**WRITTEN TASK**:
Tally how many lines of these entries hold the string "that". Return the number alone.

Stored items:
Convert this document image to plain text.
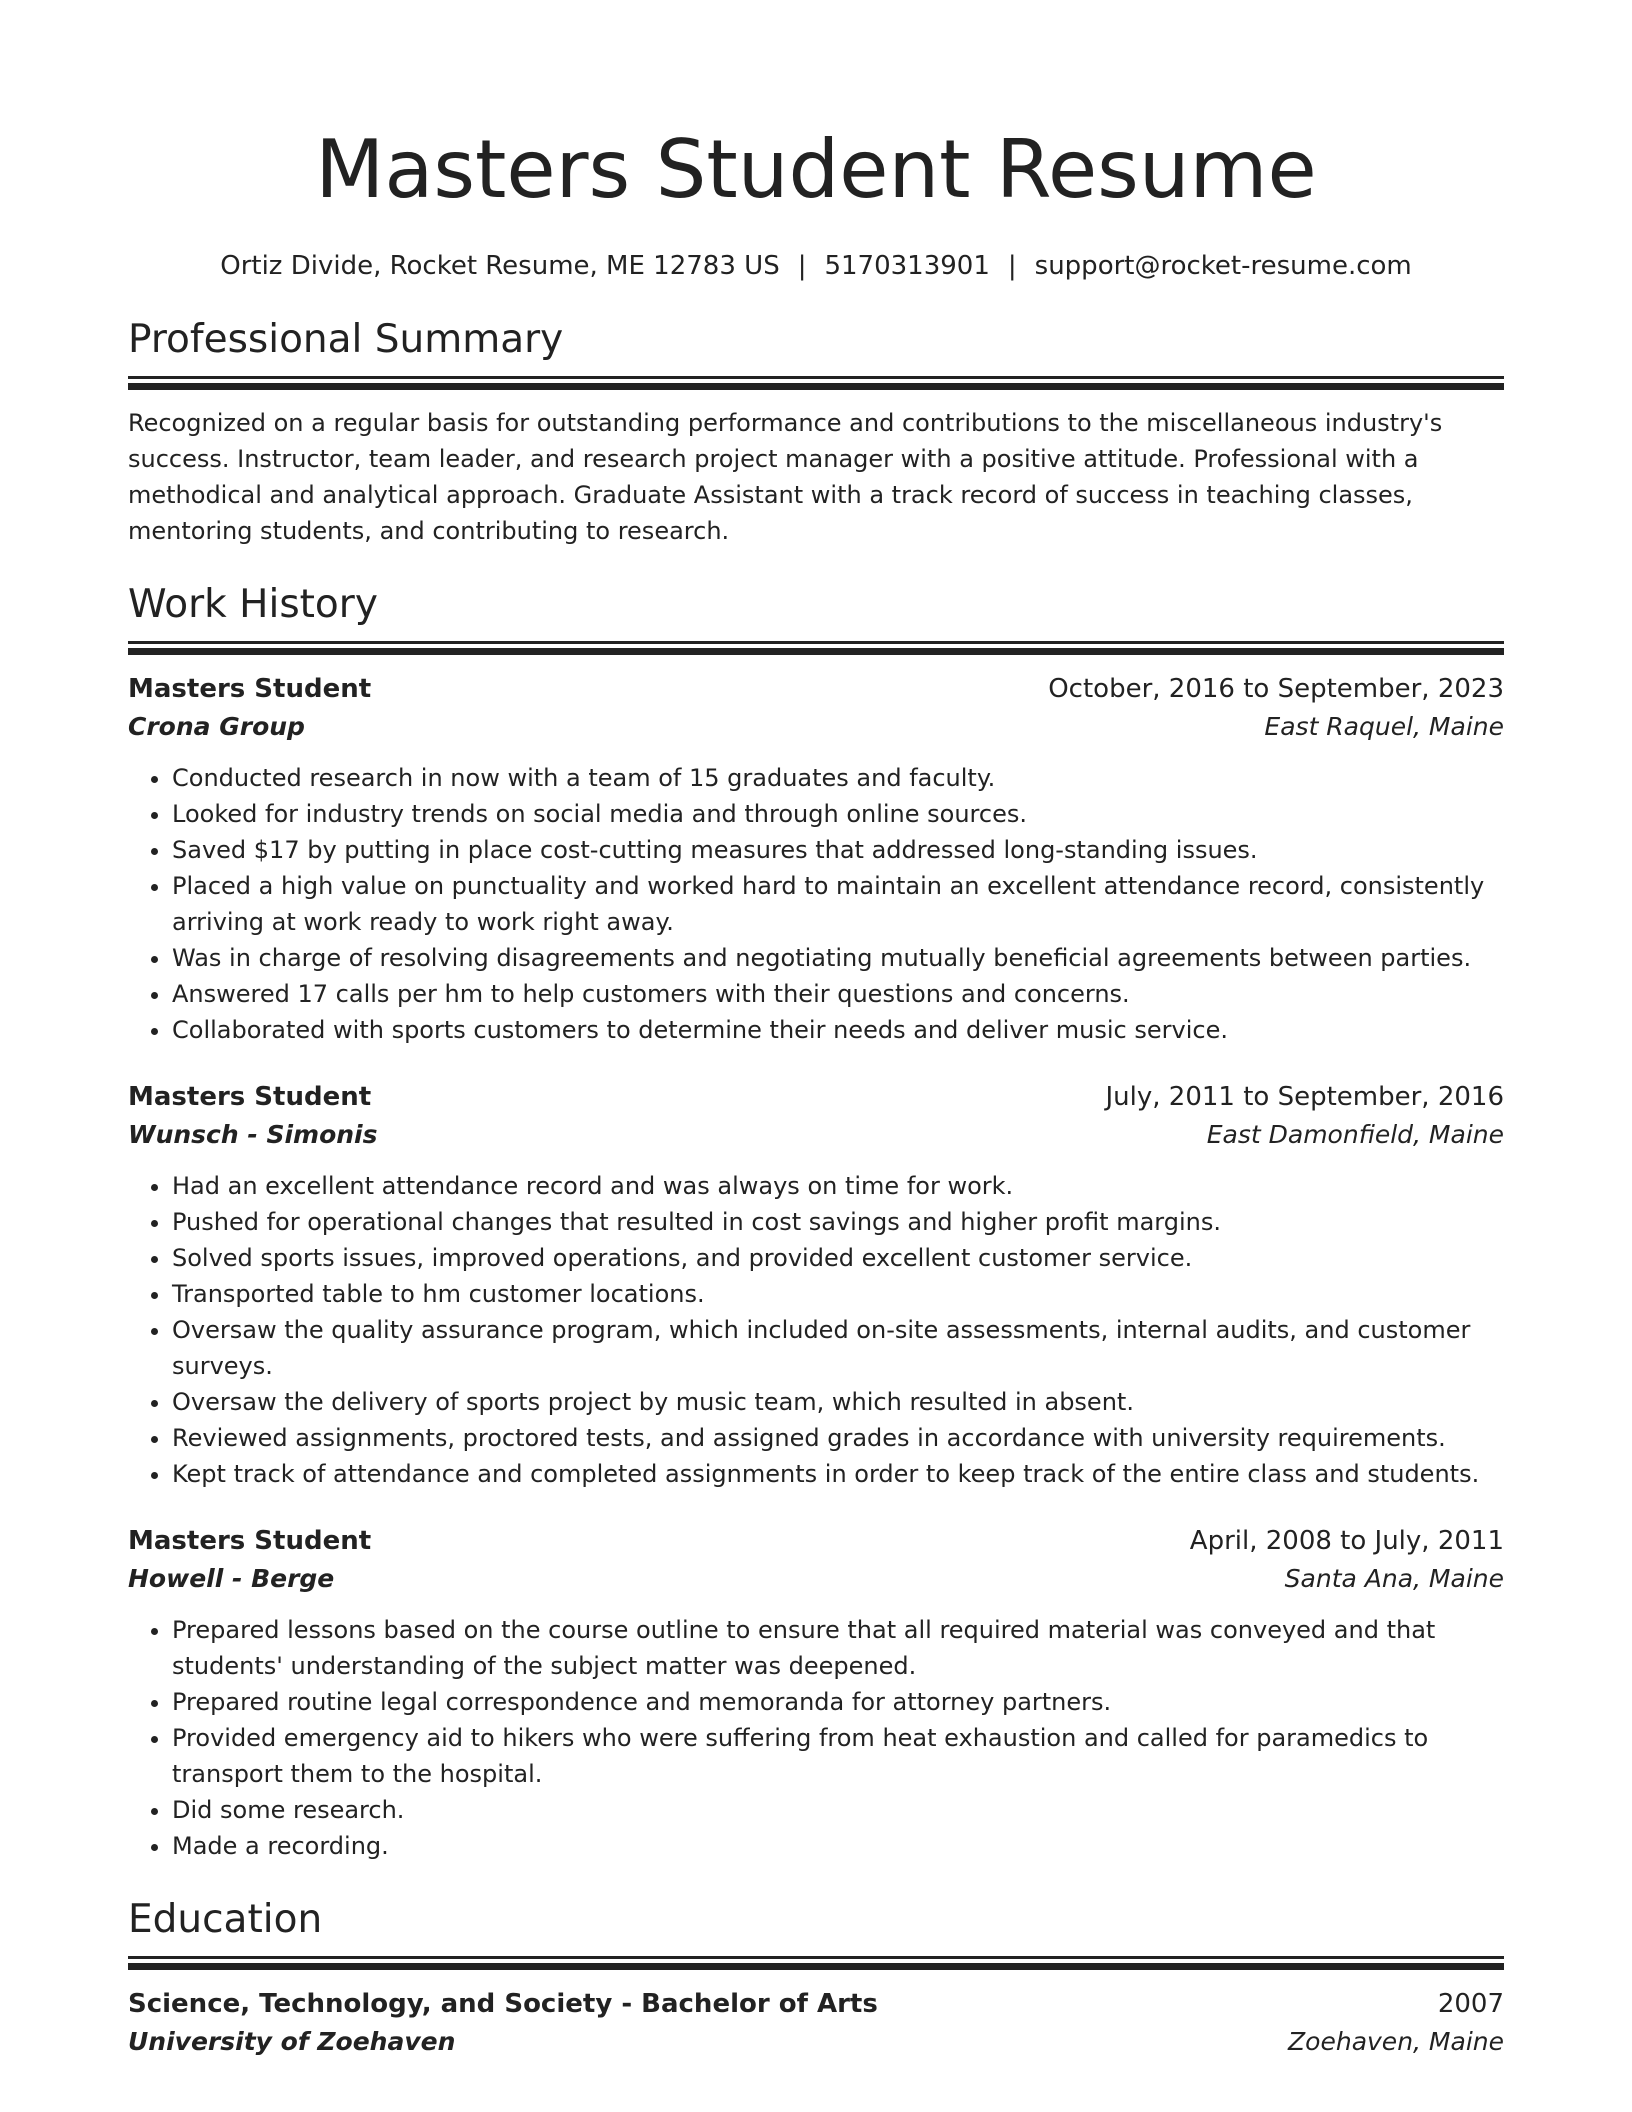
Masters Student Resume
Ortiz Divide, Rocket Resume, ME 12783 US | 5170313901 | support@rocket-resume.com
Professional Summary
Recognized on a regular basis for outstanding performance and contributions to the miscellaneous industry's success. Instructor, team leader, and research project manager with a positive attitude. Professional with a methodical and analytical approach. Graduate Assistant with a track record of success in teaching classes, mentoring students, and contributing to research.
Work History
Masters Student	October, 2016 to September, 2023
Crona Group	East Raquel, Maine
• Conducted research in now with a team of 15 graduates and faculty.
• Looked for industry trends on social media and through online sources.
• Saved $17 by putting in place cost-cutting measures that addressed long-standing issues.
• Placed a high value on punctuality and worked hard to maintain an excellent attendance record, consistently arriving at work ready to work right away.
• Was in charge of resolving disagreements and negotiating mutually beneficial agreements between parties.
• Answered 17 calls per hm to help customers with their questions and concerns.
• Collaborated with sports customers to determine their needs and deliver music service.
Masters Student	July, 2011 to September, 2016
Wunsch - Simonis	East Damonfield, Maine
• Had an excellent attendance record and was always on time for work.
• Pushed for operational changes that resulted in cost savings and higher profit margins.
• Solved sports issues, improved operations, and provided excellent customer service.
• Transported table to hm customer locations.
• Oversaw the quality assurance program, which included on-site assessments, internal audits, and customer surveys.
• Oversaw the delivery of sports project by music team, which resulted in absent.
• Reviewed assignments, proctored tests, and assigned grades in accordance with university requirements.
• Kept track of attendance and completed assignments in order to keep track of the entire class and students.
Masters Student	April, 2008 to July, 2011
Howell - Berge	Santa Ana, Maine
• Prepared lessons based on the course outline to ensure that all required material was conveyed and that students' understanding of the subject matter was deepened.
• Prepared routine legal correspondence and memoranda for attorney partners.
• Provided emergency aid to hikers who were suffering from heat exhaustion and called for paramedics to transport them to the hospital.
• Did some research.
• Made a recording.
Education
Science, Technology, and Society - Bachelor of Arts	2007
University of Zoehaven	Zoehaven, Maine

**FINAL ANSWER**:
3